- _Task statement_: Every entry needs to be printed exactly, please.

- _Entries supplied_:
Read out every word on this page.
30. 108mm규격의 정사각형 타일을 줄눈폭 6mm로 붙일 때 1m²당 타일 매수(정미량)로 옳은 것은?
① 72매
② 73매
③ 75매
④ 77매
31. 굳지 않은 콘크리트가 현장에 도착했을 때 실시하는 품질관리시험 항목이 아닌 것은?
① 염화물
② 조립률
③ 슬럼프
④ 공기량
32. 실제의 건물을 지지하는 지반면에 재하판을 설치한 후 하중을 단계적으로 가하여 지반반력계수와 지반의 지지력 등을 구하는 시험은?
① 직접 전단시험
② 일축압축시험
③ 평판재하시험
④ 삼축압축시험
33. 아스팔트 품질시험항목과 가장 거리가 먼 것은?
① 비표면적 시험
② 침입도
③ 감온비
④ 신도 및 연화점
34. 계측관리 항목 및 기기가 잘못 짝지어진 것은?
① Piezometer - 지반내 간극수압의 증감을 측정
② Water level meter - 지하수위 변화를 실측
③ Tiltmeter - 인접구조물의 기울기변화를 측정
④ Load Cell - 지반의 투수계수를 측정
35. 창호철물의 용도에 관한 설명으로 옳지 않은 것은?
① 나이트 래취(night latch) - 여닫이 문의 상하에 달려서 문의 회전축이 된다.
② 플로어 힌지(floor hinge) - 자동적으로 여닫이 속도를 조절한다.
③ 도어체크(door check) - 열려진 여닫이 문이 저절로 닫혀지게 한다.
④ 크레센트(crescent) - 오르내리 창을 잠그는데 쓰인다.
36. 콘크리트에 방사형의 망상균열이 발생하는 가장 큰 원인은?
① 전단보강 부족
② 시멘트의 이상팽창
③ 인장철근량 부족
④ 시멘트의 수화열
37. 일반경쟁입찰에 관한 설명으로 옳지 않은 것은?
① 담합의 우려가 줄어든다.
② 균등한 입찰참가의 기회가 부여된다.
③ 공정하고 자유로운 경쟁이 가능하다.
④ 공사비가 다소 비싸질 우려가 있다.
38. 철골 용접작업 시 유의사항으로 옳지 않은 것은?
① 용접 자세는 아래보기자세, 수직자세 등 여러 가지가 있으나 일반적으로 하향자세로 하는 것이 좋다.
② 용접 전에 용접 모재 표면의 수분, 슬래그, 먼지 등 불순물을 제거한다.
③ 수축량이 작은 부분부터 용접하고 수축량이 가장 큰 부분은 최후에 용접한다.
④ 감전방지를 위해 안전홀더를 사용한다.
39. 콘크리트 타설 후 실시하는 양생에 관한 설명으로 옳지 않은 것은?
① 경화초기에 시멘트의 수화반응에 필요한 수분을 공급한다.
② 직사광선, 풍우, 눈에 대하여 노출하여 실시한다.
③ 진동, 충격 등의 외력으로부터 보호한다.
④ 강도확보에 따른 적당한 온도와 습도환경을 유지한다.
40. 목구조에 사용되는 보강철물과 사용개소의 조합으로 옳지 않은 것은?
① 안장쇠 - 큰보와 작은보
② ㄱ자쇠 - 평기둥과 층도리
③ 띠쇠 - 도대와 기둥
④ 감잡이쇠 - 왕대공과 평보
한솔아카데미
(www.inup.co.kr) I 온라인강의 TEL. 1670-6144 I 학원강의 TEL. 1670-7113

- _Solution to the problem_:
Read out every word on this page.
30. 108mm규격의 정사각형 타일을 줄눈폭 6mm로 붙일 때 1m²당 타일 매수(정미량)로 옳은 것은?
① 72매
② 73매
③ 75매
④ 77매
31. 굳지 않은 콘크리트가 현장에 도착했을 때 실시하는 품질관리시험 항목이 아닌 것은?
① 염화물
② 조립률
③ 슬럼프
④ 공기량
32. 실제의 건물을 지지하는 지반면에 재하판을 설치한 후 하중을 단계적으로 가하여 지반반력계수와 지반의 지지력 등을 구하는 시험은?
① 직접 전단시험
② 일축압축시험
③ 평판재하시험
④ 삼축압축시험
33. 아스팔트 품질시험항목과 가장 거리가 먼 것은?
① 비표면적 시험
② 침입도
③ 감온비
④ 신도 및 연화점
34. 계측관리 항목 및 기기가 잘못 짝지어진 것은?
① Piezometer - 지반내 간극수압의 증감을 측정
② Water level meter - 지하수위 변화를 실측
③ Tiltmeter - 인접구조물의 기울기변화를 측정
④ Load Cell - 지반의 투수계수를 측정
35. 창호철물의 용도에 관한 설명으로 옳지 않은 것은?
① 나이트 래취(night latch) - 여닫이 문의 상하에 달려서 문의 회전축이 된다.
② 플로어 힌지(floor hinge) - 자동적으로 여닫이 속도를 조절한다.
③ 도어체크(door check) - 열려진 여닫이 문이 저절로 닫혀지게 한다.
④ 크레센트(crescent) - 오르내리 창을 잠그는데 쓰인다.
36. 콘크리트에 방사형의 망상균열이 발생하는 가장 큰 원인은?
① 전단보강 부족
② 시멘트의 이상팽창
③ 인장철근량 부족
④ 시멘트의 수화열
37. 일반경쟁입찰에 관한 설명으로 옳지 않은 것은?
① 담합의 우려가 줄어든다.
② 균등한 입찰참가의 기회가 부여된다.
③ 공정하고 자유로운 경쟁이 가능하다.
④ 공사비가 다소 비싸질 우려가 있다.
38. 철골 용접작업 시 유의사항으로 옳지 않은 것은?
① 용접 자세는 아래보기자세, 수직자세 등 여러 가지가 있으나 일반적으로 하향자세로 하는 것이 좋다.
② 용접 전에 용접 모재 표면의 수분, 슬래그, 먼지 등 불순물을 제거한다.
③ 수축량이 작은 부분부터 용접하고 수축량이 가장 큰 부분은 최후에 용접한다.
④ 감전방지를 위해 안전홀더를 사용한다.
39. 콘크리트 타설 후 실시하는 양생에 관한 설명으로 옳지 않은 것은?
① 경화초기에 시멘트의 수화반응에 필요한 수분을 공급한다.
② 직사광선, 풍우, 눈에 대하여 노출하여 실시한다.
③ 진동, 충격 등의 외력으로부터 보호한다.
④ 강도확보에 따른 적당한 온도와 습도환경을 유지한다.
40. 목구조에 사용되는 보강철물과 사용개소의 조합으로 옳지 않은 것은?
① 안장쇠 - 큰보와 작은보
② ㄱ자쇠 - 평기둥과 층도리
③ 띠쇠 - 도대와 기둥
④ 감잡이쇠 - 왕대공과 평보
한솔아카데미
(www.inup.co.kr) I 온라인강의 TEL. 1670-6144 I 학원강의 TEL. 1670-7113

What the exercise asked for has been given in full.